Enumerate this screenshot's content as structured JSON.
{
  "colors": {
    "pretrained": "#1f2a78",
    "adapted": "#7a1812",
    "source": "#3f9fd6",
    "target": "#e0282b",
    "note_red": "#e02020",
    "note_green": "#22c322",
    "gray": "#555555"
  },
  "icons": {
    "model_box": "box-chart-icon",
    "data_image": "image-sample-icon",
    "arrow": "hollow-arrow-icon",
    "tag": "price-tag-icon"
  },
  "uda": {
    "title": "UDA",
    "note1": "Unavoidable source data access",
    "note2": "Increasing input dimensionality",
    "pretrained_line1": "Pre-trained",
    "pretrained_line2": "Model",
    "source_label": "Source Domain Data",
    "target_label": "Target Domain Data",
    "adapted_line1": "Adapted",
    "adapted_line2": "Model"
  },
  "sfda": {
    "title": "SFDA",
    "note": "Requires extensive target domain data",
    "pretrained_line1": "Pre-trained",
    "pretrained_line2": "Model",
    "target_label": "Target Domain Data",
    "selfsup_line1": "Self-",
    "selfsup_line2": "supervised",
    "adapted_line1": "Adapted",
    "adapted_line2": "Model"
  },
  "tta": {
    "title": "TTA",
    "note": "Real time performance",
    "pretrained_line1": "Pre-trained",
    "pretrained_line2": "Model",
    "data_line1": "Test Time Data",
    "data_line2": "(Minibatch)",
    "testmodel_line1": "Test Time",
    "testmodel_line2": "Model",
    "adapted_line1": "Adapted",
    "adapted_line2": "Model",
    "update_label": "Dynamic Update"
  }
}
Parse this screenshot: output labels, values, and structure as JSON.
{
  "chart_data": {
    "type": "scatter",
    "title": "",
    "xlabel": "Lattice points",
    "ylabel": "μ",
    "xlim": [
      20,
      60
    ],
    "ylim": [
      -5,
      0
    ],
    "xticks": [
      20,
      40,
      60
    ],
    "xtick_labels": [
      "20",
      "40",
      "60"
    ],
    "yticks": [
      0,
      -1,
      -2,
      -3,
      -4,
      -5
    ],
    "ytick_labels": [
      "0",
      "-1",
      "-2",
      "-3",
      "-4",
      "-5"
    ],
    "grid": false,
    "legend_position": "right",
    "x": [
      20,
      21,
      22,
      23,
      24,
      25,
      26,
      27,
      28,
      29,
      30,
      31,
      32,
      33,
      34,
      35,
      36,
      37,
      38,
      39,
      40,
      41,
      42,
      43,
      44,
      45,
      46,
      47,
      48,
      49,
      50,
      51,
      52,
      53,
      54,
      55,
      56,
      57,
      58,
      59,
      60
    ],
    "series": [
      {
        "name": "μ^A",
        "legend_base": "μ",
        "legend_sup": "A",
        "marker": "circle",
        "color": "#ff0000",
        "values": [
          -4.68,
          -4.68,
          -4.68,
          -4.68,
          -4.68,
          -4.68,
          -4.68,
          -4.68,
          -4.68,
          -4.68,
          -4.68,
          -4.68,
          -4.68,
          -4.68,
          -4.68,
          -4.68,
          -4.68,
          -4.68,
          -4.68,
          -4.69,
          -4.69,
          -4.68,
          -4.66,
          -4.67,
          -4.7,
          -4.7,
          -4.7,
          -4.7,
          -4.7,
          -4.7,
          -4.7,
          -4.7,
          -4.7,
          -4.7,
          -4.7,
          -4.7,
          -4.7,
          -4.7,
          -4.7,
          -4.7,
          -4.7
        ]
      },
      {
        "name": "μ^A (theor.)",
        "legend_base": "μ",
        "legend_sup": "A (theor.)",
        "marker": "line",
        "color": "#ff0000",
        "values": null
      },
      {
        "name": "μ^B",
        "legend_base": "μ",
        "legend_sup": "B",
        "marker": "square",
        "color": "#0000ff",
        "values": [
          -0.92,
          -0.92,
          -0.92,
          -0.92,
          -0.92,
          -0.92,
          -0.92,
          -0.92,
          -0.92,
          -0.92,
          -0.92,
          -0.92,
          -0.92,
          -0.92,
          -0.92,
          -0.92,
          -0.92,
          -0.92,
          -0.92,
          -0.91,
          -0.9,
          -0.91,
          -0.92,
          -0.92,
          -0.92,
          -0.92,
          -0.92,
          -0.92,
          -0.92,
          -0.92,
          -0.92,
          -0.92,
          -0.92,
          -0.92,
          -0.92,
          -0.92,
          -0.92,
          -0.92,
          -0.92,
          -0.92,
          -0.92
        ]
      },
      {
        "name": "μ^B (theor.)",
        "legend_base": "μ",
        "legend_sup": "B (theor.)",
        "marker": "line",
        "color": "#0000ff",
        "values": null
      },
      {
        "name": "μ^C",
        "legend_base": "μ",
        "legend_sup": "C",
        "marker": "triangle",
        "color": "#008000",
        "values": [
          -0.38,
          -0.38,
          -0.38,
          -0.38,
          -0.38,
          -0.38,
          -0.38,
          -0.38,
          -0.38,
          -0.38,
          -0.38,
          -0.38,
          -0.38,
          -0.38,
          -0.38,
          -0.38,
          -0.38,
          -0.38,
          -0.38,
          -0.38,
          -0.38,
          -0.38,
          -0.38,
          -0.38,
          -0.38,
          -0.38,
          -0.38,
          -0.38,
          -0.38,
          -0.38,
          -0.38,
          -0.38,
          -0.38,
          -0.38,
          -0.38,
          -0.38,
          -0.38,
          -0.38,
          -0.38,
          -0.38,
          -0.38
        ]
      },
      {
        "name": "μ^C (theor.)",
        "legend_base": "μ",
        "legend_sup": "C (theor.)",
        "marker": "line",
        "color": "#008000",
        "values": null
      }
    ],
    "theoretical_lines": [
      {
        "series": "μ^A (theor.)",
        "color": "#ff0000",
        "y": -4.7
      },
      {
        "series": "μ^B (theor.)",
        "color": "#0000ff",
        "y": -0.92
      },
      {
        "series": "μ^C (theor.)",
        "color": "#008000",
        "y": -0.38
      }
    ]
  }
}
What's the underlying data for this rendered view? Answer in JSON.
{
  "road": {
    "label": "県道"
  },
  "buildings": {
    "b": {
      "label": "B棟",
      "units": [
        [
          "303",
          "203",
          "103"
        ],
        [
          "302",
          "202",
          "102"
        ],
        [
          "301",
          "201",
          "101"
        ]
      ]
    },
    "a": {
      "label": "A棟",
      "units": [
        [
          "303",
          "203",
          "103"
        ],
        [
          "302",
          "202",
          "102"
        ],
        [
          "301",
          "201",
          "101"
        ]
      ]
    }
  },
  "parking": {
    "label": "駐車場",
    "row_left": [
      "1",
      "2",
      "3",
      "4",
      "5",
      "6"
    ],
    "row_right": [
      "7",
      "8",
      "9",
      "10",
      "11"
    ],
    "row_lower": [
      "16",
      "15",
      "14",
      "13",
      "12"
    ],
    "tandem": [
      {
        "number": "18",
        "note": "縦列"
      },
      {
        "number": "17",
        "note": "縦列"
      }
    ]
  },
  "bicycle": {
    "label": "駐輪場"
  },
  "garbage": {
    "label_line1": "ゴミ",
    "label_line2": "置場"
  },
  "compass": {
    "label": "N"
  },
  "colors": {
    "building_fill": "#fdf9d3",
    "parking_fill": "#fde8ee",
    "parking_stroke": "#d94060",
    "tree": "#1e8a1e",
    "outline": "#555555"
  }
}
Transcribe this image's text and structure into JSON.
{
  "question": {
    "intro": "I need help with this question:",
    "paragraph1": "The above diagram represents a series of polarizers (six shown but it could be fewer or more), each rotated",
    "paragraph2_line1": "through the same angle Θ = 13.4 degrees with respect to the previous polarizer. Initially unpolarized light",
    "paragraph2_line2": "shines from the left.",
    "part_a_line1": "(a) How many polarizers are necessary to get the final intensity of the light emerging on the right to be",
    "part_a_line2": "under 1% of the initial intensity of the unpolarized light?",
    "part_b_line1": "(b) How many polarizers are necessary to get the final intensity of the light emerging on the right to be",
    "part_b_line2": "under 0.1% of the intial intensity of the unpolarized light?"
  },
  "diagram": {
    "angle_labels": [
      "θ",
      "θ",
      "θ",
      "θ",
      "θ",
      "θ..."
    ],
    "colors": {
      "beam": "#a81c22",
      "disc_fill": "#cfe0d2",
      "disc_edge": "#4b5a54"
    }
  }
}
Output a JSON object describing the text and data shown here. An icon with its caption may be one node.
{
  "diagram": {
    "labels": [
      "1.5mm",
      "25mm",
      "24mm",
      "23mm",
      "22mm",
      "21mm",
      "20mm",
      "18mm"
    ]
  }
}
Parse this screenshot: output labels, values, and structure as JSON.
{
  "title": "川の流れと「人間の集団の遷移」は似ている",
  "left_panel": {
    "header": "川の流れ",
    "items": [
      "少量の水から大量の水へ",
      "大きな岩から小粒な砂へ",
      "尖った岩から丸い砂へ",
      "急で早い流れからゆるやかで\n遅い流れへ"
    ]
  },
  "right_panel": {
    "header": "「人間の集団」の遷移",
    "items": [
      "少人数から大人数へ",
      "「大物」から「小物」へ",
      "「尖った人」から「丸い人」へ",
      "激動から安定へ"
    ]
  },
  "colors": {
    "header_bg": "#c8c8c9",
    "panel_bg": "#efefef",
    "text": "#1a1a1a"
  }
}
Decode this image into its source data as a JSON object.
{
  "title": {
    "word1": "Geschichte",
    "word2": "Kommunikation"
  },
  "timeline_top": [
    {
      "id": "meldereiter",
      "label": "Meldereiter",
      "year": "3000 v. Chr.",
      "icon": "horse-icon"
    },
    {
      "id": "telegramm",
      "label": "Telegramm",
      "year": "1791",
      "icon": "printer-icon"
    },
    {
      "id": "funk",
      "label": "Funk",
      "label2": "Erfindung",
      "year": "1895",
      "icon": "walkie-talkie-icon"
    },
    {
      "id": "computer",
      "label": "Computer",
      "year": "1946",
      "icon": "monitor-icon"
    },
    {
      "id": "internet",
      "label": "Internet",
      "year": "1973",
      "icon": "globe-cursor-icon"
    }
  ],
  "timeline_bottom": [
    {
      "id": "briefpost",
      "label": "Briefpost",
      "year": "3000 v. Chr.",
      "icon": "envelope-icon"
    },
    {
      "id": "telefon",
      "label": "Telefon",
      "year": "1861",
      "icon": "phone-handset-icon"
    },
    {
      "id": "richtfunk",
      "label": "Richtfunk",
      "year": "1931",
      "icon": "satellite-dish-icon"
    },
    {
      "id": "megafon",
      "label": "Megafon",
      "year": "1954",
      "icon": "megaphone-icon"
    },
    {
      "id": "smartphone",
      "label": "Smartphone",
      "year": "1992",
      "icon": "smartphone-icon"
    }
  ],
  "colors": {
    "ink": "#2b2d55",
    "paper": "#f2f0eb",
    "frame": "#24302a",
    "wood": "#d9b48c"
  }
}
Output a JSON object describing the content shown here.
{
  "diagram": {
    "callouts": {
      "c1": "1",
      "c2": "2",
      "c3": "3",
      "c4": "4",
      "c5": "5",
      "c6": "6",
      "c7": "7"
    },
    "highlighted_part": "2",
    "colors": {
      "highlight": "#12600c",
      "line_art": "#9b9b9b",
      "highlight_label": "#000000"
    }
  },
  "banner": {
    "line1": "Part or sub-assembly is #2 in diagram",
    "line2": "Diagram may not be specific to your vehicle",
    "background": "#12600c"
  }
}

--

Quote, without alteration, the final stretch of the entries: the line with "Output a JSON object describing the content" onward to the last line.

Output a JSON object describing the content shown here.
{
  "diagram": {
    "callouts": {
      "c1": "1",
      "c2": "2",
      "c3": "3",
      "c4": "4",
      "c5": "5",
      "c6": "6",
      "c7": "7"
    },
    "highlighted_part": "2",
    "colors": {
      "highlight": "#12600c",
      "line_art": "#9b9b9b",
      "highlight_label": "#000000"
    }
  },
  "banner": {
    "line1": "Part or sub-assembly is #2 in diagram",
    "line2": "Diagram may not be specific to your vehicle",
    "background": "#12600c"
  }
}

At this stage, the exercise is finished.